BEGIN RECORDS PROVIDED
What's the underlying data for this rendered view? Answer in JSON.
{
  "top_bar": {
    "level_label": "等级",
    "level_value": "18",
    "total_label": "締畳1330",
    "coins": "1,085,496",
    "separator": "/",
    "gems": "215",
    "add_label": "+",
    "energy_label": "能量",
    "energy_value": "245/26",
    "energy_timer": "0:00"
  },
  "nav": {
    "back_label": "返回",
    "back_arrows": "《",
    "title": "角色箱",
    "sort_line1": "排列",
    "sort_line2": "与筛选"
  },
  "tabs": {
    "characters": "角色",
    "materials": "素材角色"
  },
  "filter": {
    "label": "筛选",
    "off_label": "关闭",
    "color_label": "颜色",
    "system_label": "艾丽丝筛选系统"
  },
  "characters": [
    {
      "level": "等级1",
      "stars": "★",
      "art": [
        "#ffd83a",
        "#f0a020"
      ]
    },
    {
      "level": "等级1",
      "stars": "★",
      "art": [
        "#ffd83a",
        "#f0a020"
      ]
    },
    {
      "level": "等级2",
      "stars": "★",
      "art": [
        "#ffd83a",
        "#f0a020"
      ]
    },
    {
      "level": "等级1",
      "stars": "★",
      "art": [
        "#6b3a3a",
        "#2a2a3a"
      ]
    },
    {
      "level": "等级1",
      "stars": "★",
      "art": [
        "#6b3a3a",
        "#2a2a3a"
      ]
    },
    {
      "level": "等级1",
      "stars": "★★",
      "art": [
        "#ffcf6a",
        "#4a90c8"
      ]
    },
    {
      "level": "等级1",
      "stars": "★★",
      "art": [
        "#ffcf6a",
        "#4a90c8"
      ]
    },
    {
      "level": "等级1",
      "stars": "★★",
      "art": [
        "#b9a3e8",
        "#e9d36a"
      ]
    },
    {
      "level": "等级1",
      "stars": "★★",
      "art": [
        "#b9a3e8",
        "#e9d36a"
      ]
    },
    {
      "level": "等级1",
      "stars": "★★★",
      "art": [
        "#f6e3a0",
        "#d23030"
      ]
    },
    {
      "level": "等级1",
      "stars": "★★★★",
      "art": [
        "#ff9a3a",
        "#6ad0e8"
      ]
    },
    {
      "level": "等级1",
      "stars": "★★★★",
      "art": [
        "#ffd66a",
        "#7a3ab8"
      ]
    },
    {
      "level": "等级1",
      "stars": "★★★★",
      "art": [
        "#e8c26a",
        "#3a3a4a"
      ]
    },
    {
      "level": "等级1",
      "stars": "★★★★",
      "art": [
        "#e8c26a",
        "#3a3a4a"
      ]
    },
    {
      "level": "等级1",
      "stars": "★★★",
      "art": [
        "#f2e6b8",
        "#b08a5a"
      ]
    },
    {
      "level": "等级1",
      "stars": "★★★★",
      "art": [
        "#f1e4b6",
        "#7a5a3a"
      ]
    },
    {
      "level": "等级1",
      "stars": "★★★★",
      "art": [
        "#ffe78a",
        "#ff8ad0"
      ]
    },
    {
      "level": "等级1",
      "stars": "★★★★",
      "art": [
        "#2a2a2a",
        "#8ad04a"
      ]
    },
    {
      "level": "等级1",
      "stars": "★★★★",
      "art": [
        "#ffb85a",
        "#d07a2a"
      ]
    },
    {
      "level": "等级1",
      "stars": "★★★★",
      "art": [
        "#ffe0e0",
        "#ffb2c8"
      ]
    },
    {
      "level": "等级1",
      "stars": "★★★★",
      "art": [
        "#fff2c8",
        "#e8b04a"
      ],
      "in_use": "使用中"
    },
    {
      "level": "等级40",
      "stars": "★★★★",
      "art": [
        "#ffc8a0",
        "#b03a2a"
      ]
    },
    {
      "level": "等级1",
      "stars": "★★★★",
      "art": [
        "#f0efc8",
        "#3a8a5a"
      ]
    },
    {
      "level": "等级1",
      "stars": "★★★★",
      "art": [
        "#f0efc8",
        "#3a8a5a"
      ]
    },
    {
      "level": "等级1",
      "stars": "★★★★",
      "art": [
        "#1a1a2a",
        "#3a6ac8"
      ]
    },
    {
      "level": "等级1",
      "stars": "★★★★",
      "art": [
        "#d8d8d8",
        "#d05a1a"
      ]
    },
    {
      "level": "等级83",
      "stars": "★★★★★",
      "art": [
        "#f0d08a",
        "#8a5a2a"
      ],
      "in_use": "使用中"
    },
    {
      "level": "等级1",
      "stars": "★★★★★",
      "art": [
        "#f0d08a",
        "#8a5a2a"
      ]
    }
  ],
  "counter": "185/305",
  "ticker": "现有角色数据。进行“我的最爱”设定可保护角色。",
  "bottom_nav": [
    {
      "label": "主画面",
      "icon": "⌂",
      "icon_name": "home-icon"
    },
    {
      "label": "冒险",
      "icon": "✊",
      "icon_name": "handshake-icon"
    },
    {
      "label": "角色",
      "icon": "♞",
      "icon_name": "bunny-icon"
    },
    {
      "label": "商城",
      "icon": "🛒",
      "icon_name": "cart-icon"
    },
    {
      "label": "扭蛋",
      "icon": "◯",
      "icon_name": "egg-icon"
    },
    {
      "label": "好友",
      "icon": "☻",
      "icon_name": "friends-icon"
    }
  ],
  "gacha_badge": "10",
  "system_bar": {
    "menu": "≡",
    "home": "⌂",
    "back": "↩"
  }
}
END RECORDS PROVIDED
● REQUEST
Reproduce the material above without altering a single character.

● REPLY TO THE EXERCISE
What's the underlying data for this rendered view? Answer in JSON.
{
  "top_bar": {
    "level_label": "等级",
    "level_value": "18",
    "total_label": "締畳1330",
    "coins": "1,085,496",
    "separator": "/",
    "gems": "215",
    "add_label": "+",
    "energy_label": "能量",
    "energy_value": "245/26",
    "energy_timer": "0:00"
  },
  "nav": {
    "back_label": "返回",
    "back_arrows": "《",
    "title": "角色箱",
    "sort_line1": "排列",
    "sort_line2": "与筛选"
  },
  "tabs": {
    "characters": "角色",
    "materials": "素材角色"
  },
  "filter": {
    "label": "筛选",
    "off_label": "关闭",
    "color_label": "颜色",
    "system_label": "艾丽丝筛选系统"
  },
  "characters": [
    {
      "level": "等级1",
      "stars": "★",
      "art": [
        "#ffd83a",
        "#f0a020"
      ]
    },
    {
      "level": "等级1",
      "stars": "★",
      "art": [
        "#ffd83a",
        "#f0a020"
      ]
    },
    {
      "level": "等级2",
      "stars": "★",
      "art": [
        "#ffd83a",
        "#f0a020"
      ]
    },
    {
      "level": "等级1",
      "stars": "★",
      "art": [
        "#6b3a3a",
        "#2a2a3a"
      ]
    },
    {
      "level": "等级1",
      "stars": "★",
      "art": [
        "#6b3a3a",
        "#2a2a3a"
      ]
    },
    {
      "level": "等级1",
      "stars": "★★",
      "art": [
        "#ffcf6a",
        "#4a90c8"
      ]
    },
    {
      "level": "等级1",
      "stars": "★★",
      "art": [
        "#ffcf6a",
        "#4a90c8"
      ]
    },
    {
      "level": "等级1",
      "stars": "★★",
      "art": [
        "#b9a3e8",
        "#e9d36a"
      ]
    },
    {
      "level": "等级1",
      "stars": "★★",
      "art": [
        "#b9a3e8",
        "#e9d36a"
      ]
    },
    {
      "level": "等级1",
      "stars": "★★★",
      "art": [
        "#f6e3a0",
        "#d23030"
      ]
    },
    {
      "level": "等级1",
      "stars": "★★★★",
      "art": [
        "#ff9a3a",
        "#6ad0e8"
      ]
    },
    {
      "level": "等级1",
      "stars": "★★★★",
      "art": [
        "#ffd66a",
        "#7a3ab8"
      ]
    },
    {
      "level": "等级1",
      "stars": "★★★★",
      "art": [
        "#e8c26a",
        "#3a3a4a"
      ]
    },
    {
      "level": "等级1",
      "stars": "★★★★",
      "art": [
        "#e8c26a",
        "#3a3a4a"
      ]
    },
    {
      "level": "等级1",
      "stars": "★★★",
      "art": [
        "#f2e6b8",
        "#b08a5a"
      ]
    },
    {
      "level": "等级1",
      "stars": "★★★★",
      "art": [
        "#f1e4b6",
        "#7a5a3a"
      ]
    },
    {
      "level": "等级1",
      "stars": "★★★★",
      "art": [
        "#ffe78a",
        "#ff8ad0"
      ]
    },
    {
      "level": "等级1",
      "stars": "★★★★",
      "art": [
        "#2a2a2a",
        "#8ad04a"
      ]
    },
    {
      "level": "等级1",
      "stars": "★★★★",
      "art": [
        "#ffb85a",
        "#d07a2a"
      ]
    },
    {
      "level": "等级1",
      "stars": "★★★★",
      "art": [
        "#ffe0e0",
        "#ffb2c8"
      ]
    },
    {
      "level": "等级1",
      "stars": "★★★★",
      "art": [
        "#fff2c8",
        "#e8b04a"
      ],
      "in_use": "使用中"
    },
    {
      "level": "等级40",
      "stars": "★★★★",
      "art": [
        "#ffc8a0",
        "#b03a2a"
      ]
    },
    {
      "level": "等级1",
      "stars": "★★★★",
      "art": [
        "#f0efc8",
        "#3a8a5a"
      ]
    },
    {
      "level": "等级1",
      "stars": "★★★★",
      "art": [
        "#f0efc8",
        "#3a8a5a"
      ]
    },
    {
      "level": "等级1",
      "stars": "★★★★",
      "art": [
        "#1a1a2a",
        "#3a6ac8"
      ]
    },
    {
      "level": "等级1",
      "stars": "★★★★",
      "art": [
        "#d8d8d8",
        "#d05a1a"
      ]
    },
    {
      "level": "等级83",
      "stars": "★★★★★",
      "art": [
        "#f0d08a",
        "#8a5a2a"
      ],
      "in_use": "使用中"
    },
    {
      "level": "等级1",
      "stars": "★★★★★",
      "art": [
        "#f0d08a",
        "#8a5a2a"
      ]
    }
  ],
  "counter": "185/305",
  "ticker": "现有角色数据。进行“我的最爱”设定可保护角色。",
  "bottom_nav": [
    {
      "label": "主画面",
      "icon": "⌂",
      "icon_name": "home-icon"
    },
    {
      "label": "冒险",
      "icon": "✊",
      "icon_name": "handshake-icon"
    },
    {
      "label": "角色",
      "icon": "♞",
      "icon_name": "bunny-icon"
    },
    {
      "label": "商城",
      "icon": "🛒",
      "icon_name": "cart-icon"
    },
    {
      "label": "扭蛋",
      "icon": "◯",
      "icon_name": "egg-icon"
    },
    {
      "label": "好友",
      "icon": "☻",
      "icon_name": "friends-icon"
    }
  ],
  "gacha_badge": "10",
  "system_bar": {
    "menu": "≡",
    "home": "⌂",
    "back": "↩"
  }
}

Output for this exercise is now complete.